**TASK DATA**
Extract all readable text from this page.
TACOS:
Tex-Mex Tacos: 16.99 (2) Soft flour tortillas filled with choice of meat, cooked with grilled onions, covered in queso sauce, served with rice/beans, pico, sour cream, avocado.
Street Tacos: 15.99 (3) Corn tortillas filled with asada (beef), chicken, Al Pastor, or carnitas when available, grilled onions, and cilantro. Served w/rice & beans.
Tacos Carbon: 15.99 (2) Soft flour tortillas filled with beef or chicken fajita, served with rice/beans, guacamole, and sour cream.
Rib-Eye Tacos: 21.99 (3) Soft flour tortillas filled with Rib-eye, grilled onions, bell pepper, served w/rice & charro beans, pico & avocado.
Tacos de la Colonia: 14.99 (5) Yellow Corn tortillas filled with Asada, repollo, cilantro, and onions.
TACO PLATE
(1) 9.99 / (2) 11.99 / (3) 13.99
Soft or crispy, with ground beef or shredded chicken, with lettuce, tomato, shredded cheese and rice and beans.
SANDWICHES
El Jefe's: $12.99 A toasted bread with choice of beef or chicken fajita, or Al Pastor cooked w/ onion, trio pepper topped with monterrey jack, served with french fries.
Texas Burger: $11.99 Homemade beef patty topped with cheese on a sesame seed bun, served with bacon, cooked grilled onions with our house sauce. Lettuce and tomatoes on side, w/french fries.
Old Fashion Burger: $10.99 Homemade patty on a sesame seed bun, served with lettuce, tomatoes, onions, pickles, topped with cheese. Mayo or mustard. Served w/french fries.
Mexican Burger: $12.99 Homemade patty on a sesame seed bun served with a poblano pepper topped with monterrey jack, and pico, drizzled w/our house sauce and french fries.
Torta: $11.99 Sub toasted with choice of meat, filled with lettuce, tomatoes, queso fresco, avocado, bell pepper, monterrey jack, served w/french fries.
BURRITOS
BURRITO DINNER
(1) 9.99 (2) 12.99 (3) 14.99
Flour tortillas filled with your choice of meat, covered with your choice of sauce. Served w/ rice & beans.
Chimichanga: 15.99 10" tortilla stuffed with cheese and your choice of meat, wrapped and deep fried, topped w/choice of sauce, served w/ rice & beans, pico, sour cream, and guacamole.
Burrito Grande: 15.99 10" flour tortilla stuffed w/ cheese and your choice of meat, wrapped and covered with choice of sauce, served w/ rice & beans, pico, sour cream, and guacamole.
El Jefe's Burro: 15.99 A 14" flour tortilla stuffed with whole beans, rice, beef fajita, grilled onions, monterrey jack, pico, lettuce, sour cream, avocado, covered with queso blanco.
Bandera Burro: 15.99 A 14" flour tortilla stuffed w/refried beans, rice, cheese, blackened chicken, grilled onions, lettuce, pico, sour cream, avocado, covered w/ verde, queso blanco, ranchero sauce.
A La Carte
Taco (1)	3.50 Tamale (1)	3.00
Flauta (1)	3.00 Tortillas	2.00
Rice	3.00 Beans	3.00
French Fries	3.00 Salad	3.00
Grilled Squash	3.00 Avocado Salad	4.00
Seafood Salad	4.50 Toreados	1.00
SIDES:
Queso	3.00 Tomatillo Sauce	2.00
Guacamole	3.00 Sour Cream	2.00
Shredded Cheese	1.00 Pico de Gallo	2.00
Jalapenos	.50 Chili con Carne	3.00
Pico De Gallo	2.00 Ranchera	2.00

**EXERCISE DESCRIPTION**
Gather up every line in the data above that contains the word "blanco", copying each one.

**COMPLETE RESPONSE**
El Jefe's Burro: 15.99 A 14" flour tortilla stuffed with whole beans, rice, beef fajita, grilled onions, monterrey jack, pico, lettuce, sour cream, avocado, covered with queso blanco.
Bandera Burro: 15.99 A 14" flour tortilla stuffed w/refried beans, rice, cheese, blackened chicken, grilled onions, lettuce, pico, sour cream, avocado, covered w/ verde, queso blanco, ranchero sauce.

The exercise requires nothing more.